BEGIN PROVIDED DATA

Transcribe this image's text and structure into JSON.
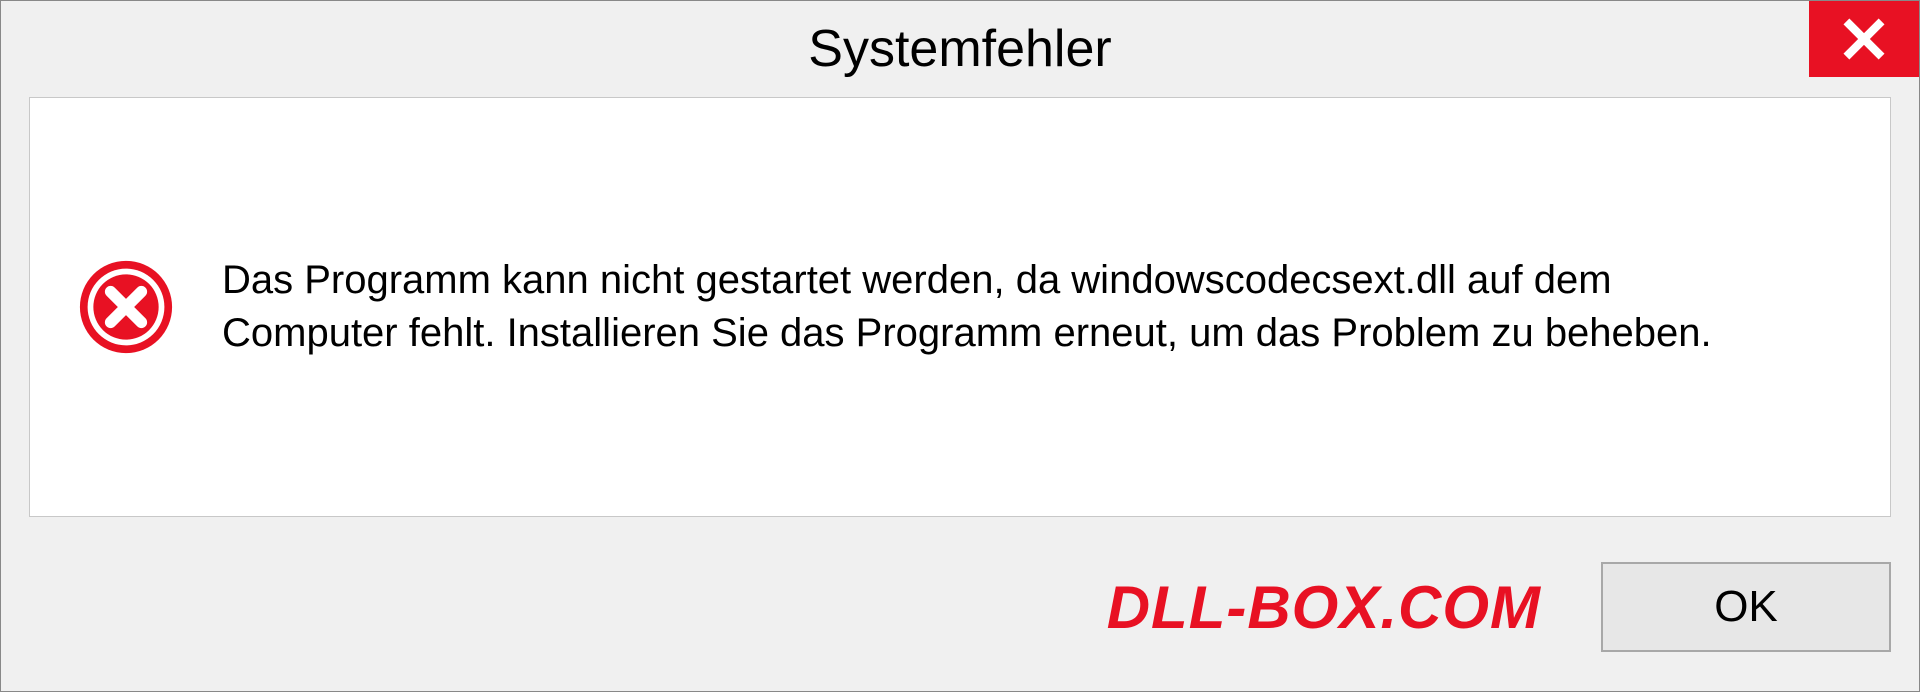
{
  "dialog": {
    "title": "Systemfehler",
    "message": "Das Programm kann nicht gestartet werden, da windowscodecsext.dll auf dem Computer fehlt. Installieren Sie das Programm erneut, um das Problem zu beheben.",
    "ok_label": "OK"
  },
  "watermark": "DLL-BOX.COM",
  "colors": {
    "error_red": "#e81123",
    "dialog_bg": "#f0f0f0",
    "content_bg": "#ffffff"
  },
  "icons": {
    "close": "close-icon",
    "error": "error-circle-icon"
  }
}
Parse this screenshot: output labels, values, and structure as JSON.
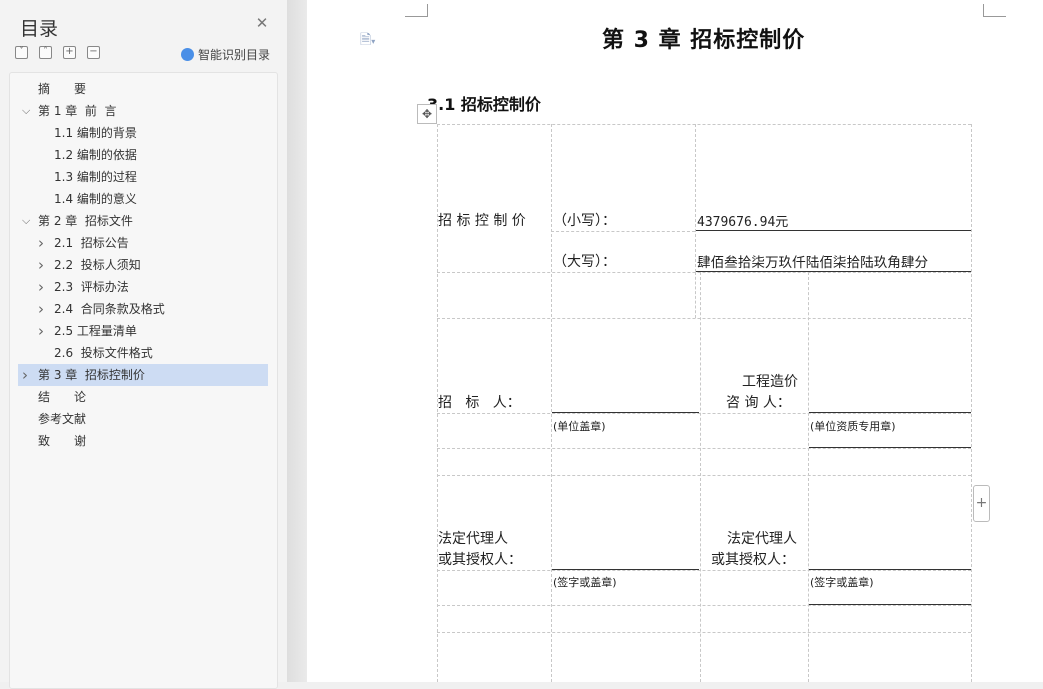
{
  "toc": {
    "title": "目录",
    "smart_label": "智能识别目录",
    "items": [
      {
        "label": "摘　　要",
        "level": 1,
        "chevron": ""
      },
      {
        "label": "第 1 章  前  言",
        "level": 1,
        "chevron": "open"
      },
      {
        "label": "1.1 编制的背景",
        "level": 2,
        "chevron": ""
      },
      {
        "label": "1.2 编制的依据",
        "level": 2,
        "chevron": ""
      },
      {
        "label": "1.3 编制的过程",
        "level": 2,
        "chevron": ""
      },
      {
        "label": "1.4 编制的意义",
        "level": 2,
        "chevron": ""
      },
      {
        "label": "第 2 章  招标文件",
        "level": 1,
        "chevron": "open"
      },
      {
        "label": "2.1  招标公告",
        "level": 2,
        "chevron": "closed"
      },
      {
        "label": "2.2  投标人须知",
        "level": 2,
        "chevron": "closed"
      },
      {
        "label": "2.3  评标办法",
        "level": 2,
        "chevron": "closed"
      },
      {
        "label": "2.4  合同条款及格式",
        "level": 2,
        "chevron": "closed"
      },
      {
        "label": "2.5 工程量清单",
        "level": 2,
        "chevron": "closed"
      },
      {
        "label": "2.6  投标文件格式",
        "level": 2,
        "chevron": ""
      },
      {
        "label": "第 3 章  招标控制价",
        "level": 1,
        "chevron": "closed",
        "selected": true
      },
      {
        "label": "结　　论",
        "level": 1,
        "chevron": ""
      },
      {
        "label": "参考文献",
        "level": 1,
        "chevron": ""
      },
      {
        "label": "致　　谢",
        "level": 1,
        "chevron": ""
      }
    ]
  },
  "document": {
    "chapter_title": "第 3 章  招标控制价",
    "section_title": "3.1 招标控制价",
    "table": {
      "price_label": "招 标 控 制 价",
      "lower_label": "（小写）：",
      "lower_value": "4379676.94元",
      "upper_label": "（大写）：",
      "upper_value": "肆佰叁拾柒万玖仟陆佰柒拾陆玖角肆分",
      "tenderer_label": "招   标   人：",
      "consultant_label_1": "工程造价",
      "consultant_label_2": "咨 询 人：",
      "unit_seal": "(单位盖章)",
      "qual_seal": "(单位资质专用章)",
      "legal_rep_1": "法定代理人",
      "legal_rep_2": "或其授权人：",
      "sign_seal": "(签字或盖章)"
    }
  }
}
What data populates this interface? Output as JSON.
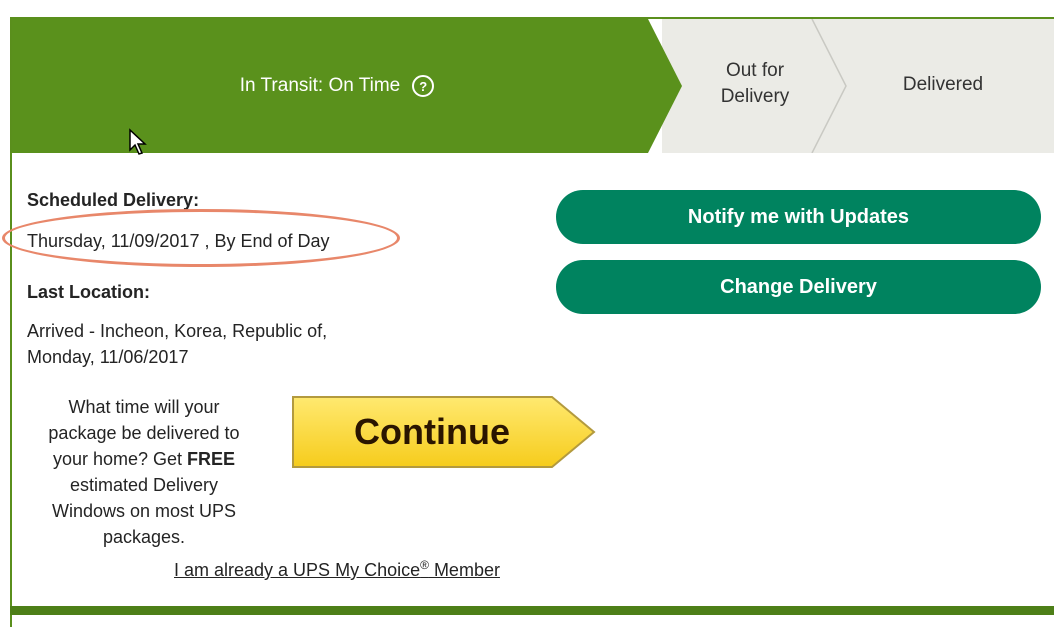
{
  "tracker": {
    "current_step": "In Transit: On Time",
    "help_icon": "question-circle-icon",
    "step2_line1": "Out for",
    "step2_line2": "Delivery",
    "step3": "Delivered",
    "colors": {
      "active": "#5a911c",
      "inactive": "#ebebe6"
    }
  },
  "scheduled": {
    "label": "Scheduled Delivery:",
    "value": "Thursday, 11/09/2017 , By End of Day"
  },
  "last_location": {
    "label": "Last Location:",
    "line1": "Arrived - Incheon, Korea, Republic of,",
    "line2": "Monday, 11/06/2017"
  },
  "buttons": {
    "notify": "Notify me with Updates",
    "change": "Change Delivery",
    "color": "#00835f"
  },
  "promo": {
    "line1": "What time will your",
    "line2": "package be delivered to",
    "line3_pre": "your home? Get ",
    "line3_bold": "FREE",
    "line4": "estimated Delivery",
    "line5": "Windows on most UPS",
    "line6": "packages."
  },
  "continue_button": {
    "label": "Continue",
    "color": "#fbd83a"
  },
  "member_link": {
    "pre": "I am already a UPS My Choice",
    "sup": "®",
    "post": " Member"
  }
}
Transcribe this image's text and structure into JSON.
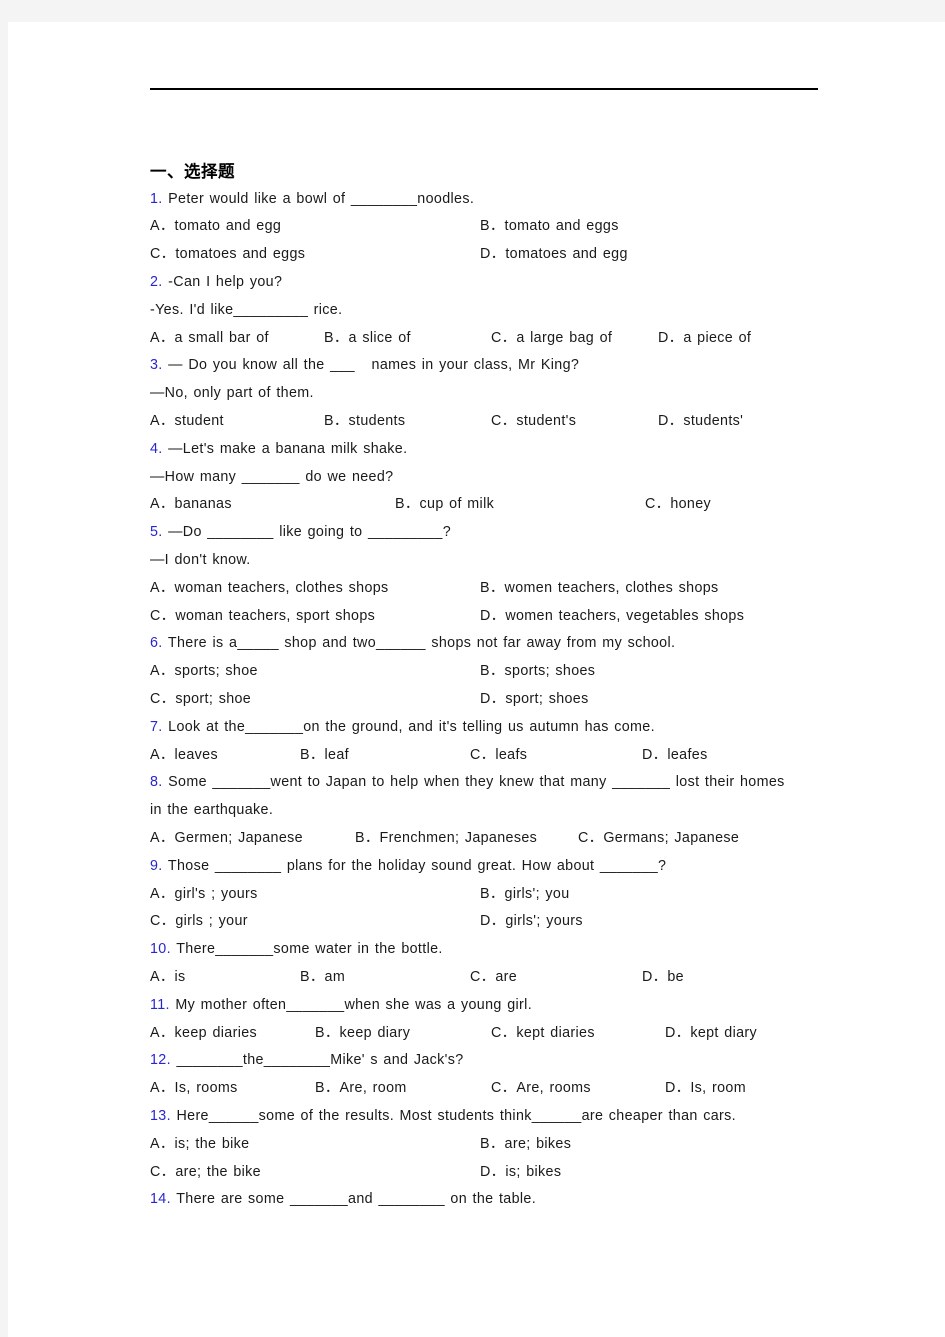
{
  "page": {
    "background_color": "#f4f4f4",
    "paper_color": "#ffffff",
    "number_color": "#2a25cf",
    "text_color": "#1a1a1a"
  },
  "section": {
    "heading": "一、选择题"
  },
  "questions": [
    {
      "num": "1.",
      "lines": [
        "Peter would like a bowl of ________noodles."
      ],
      "layout": "cols-2",
      "options": [
        "A．tomato and egg",
        "B．tomato and eggs",
        "C．tomatoes and eggs",
        "D．tomatoes and egg"
      ]
    },
    {
      "num": "2.",
      "lines": [
        "-Can I help you?",
        "-Yes. I'd like_________ rice."
      ],
      "layout": "cols-4",
      "options": [
        "A．a small bar of",
        "B．a slice of",
        "C．a large bag of",
        "D．a piece of"
      ]
    },
    {
      "num": "3.",
      "lines": [
        "— Do you know all the ___   names in your class, Mr King?",
        "—No, only part of them."
      ],
      "layout": "cols-4",
      "options": [
        "A．student",
        "B．students",
        "C．student's",
        "D．students'"
      ]
    },
    {
      "num": "4.",
      "lines": [
        "—Let's make a banana milk shake.",
        "—How many _______ do we need?"
      ],
      "layout": "cols-3",
      "options": [
        "A．bananas",
        "B．cup of milk",
        "C．honey"
      ]
    },
    {
      "num": "5.",
      "lines": [
        "—Do ________ like going to _________?",
        "—I don't know."
      ],
      "layout": "cols-2",
      "options": [
        "A．woman teachers, clothes shops",
        "B．women teachers, clothes shops",
        "C．woman teachers, sport shops",
        "D．women teachers, vegetables shops"
      ]
    },
    {
      "num": "6.",
      "lines": [
        "There is a_____ shop and two______ shops not far away from my school."
      ],
      "layout": "cols-2",
      "options": [
        "A．sports; shoe",
        "B．sports; shoes",
        "C．sport; shoe",
        "D．sport; shoes"
      ]
    },
    {
      "num": "7.",
      "lines": [
        "Look at the_______on the ground, and it's telling us autumn has come."
      ],
      "layout": "cols-4w",
      "options": [
        "A．leaves",
        "B．leaf",
        "C．leafs",
        "D．leafes"
      ]
    },
    {
      "num": "8.",
      "lines": [
        "Some _______went to Japan to help when they knew that many _______ lost their homes",
        "in the earthquake."
      ],
      "layout": "cols-3b",
      "options": [
        "A．Germen; Japanese",
        "B．Frenchmen; Japaneses",
        "C．Germans; Japanese"
      ]
    },
    {
      "num": "9.",
      "lines": [
        "Those ________ plans for the holiday sound great. How about _______?"
      ],
      "layout": "cols-2",
      "options": [
        "A．girl's ; yours",
        "B．girls'; you",
        "C．girls ; your",
        "D．girls'; yours"
      ]
    },
    {
      "num": "10.",
      "lines": [
        "There_______some water in the bottle."
      ],
      "layout": "cols-4w",
      "options": [
        "A．is",
        "B．am",
        "C．are",
        "D．be"
      ]
    },
    {
      "num": "11.",
      "lines": [
        "My mother often_______when she was a young girl."
      ],
      "layout": "cols-4n",
      "options": [
        "A．keep diaries",
        "B．keep diary",
        "C．kept diaries",
        "D．kept diary"
      ]
    },
    {
      "num": "12.",
      "lines": [
        "________the________Mike' s and Jack's?"
      ],
      "layout": "cols-4n",
      "options": [
        "A．Is, rooms",
        "B．Are, room",
        "C．Are, rooms",
        "D．Is, room"
      ]
    },
    {
      "num": "13.",
      "lines": [
        "Here______some of the results. Most students think______are cheaper than cars."
      ],
      "layout": "cols-2",
      "options": [
        "A．is; the bike",
        "B．are; bikes",
        "C．are; the bike",
        "D．is; bikes"
      ]
    },
    {
      "num": "14.",
      "lines": [
        "There are some _______and ________ on the table."
      ],
      "layout": "cols-2",
      "options": []
    }
  ]
}
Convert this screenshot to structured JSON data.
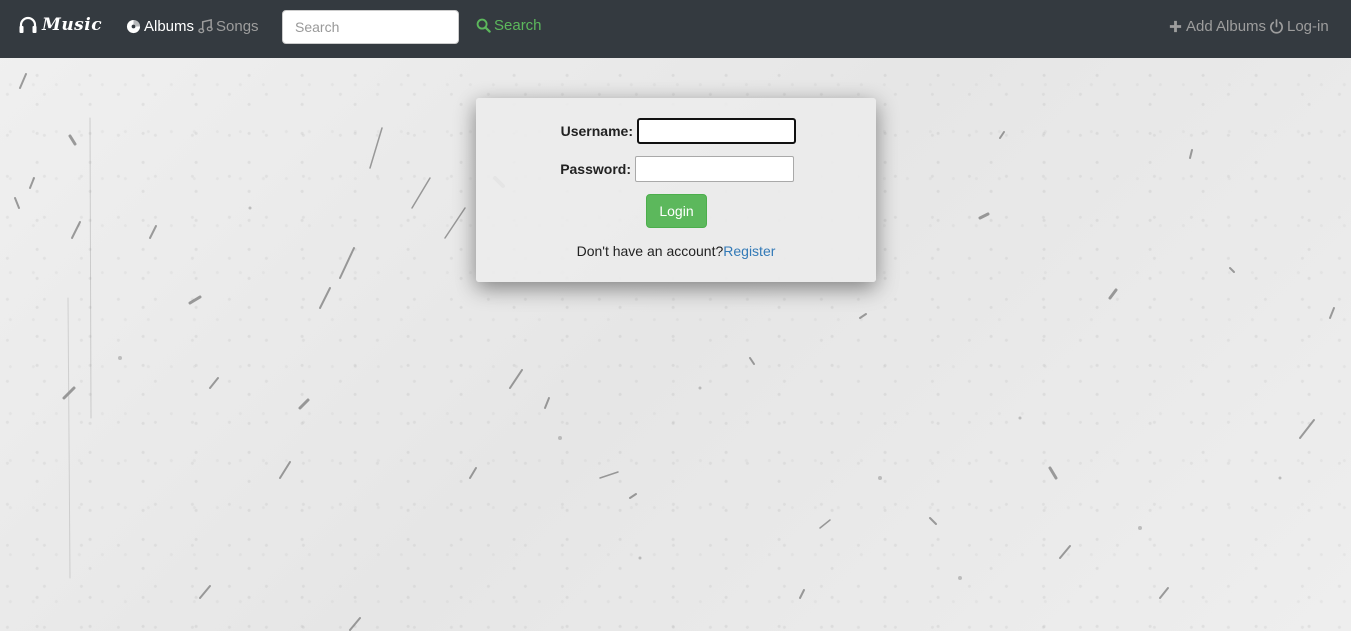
{
  "navbar": {
    "brand": "Music",
    "brand_icon": "headphones-icon",
    "albums_label": "Albums",
    "albums_icon": "disc-icon",
    "songs_label": "Songs",
    "songs_icon": "music-note-icon",
    "search_placeholder": "Search",
    "search_button_label": "Search",
    "search_icon": "search-icon",
    "add_albums_label": "Add Albums",
    "add_icon": "plus-icon",
    "login_label": "Log-in",
    "power_icon": "power-icon",
    "colors": {
      "background": "#343a40",
      "active": "#ffffff",
      "inactive": "#9d9d9d",
      "search_accent": "#5cb85c"
    }
  },
  "login_form": {
    "username_label": "Username:",
    "username_value": "",
    "password_label": "Password:",
    "password_value": "",
    "submit_label": "Login",
    "no_account_text": "Don't have an account?",
    "register_link": "Register",
    "colors": {
      "submit": "#5cb85c",
      "link": "#337ab7"
    }
  }
}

END PROVIDED DATA

:: TASK TO CARRY OUT ::
Go through the entries and return each line where the word "this" appears.

:: WRITTEN ANSWER ::
Transcribe this image's text and structure into JSON.
Parse this screenshot: output labels, values, and structure as JSON.
What data populates this interface? Output as JSON.
Transcribe this image's text and structure into JSON.
Convert this screenshot to structured JSON data.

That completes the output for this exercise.